[What to produce] Find each line that has the string "апреля" and give the total, with nothing else.

[start]

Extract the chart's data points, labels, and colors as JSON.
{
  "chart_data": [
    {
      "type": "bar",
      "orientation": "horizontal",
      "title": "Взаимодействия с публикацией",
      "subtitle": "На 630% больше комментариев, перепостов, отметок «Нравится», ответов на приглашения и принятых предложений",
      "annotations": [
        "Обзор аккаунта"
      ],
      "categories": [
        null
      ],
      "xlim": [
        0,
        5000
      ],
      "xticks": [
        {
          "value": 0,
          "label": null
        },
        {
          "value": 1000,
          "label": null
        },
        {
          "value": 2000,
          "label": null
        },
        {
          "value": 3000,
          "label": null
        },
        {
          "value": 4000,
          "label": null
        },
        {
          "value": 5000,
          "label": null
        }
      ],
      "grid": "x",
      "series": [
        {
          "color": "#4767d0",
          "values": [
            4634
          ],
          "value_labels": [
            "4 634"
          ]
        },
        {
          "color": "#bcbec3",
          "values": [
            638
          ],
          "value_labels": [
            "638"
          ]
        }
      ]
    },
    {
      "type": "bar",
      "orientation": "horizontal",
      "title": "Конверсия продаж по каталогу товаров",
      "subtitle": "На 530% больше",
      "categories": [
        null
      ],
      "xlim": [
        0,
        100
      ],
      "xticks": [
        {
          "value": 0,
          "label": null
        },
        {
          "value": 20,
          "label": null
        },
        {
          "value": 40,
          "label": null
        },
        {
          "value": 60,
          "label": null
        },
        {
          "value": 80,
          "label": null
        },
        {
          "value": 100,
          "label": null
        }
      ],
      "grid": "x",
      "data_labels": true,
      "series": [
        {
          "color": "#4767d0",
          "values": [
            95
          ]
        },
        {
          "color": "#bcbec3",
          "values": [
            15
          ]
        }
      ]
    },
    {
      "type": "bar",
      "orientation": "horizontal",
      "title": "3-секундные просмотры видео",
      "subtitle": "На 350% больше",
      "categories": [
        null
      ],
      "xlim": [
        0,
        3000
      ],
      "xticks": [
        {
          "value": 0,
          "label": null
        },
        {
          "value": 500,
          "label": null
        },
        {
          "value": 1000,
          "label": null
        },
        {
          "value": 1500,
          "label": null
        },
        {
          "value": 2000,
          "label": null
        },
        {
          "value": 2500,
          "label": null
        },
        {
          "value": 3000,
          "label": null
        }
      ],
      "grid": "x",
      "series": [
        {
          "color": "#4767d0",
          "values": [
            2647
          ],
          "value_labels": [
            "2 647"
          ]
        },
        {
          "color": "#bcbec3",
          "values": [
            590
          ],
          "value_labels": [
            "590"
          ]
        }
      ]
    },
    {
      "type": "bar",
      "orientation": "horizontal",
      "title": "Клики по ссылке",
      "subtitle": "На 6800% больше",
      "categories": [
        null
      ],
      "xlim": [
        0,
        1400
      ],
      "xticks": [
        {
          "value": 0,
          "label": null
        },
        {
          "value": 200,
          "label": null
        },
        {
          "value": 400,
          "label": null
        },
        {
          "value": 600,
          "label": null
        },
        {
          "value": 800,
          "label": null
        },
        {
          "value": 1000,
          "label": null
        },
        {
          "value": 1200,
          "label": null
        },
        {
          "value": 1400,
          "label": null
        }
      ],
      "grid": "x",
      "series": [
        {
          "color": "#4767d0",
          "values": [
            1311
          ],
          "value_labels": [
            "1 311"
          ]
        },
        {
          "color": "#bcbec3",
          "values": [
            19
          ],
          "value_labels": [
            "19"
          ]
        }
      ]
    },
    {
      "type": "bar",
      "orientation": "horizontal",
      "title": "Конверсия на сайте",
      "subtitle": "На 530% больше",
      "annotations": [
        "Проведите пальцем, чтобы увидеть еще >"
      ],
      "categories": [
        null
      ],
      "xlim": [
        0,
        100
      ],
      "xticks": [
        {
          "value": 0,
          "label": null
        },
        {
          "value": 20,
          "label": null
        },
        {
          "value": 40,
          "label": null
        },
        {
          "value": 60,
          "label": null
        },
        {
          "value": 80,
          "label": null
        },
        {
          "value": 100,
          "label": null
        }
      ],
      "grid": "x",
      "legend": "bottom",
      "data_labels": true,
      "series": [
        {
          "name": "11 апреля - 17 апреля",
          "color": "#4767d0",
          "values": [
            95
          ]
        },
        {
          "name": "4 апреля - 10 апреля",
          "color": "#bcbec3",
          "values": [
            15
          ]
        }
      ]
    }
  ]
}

[end]

[The output] 2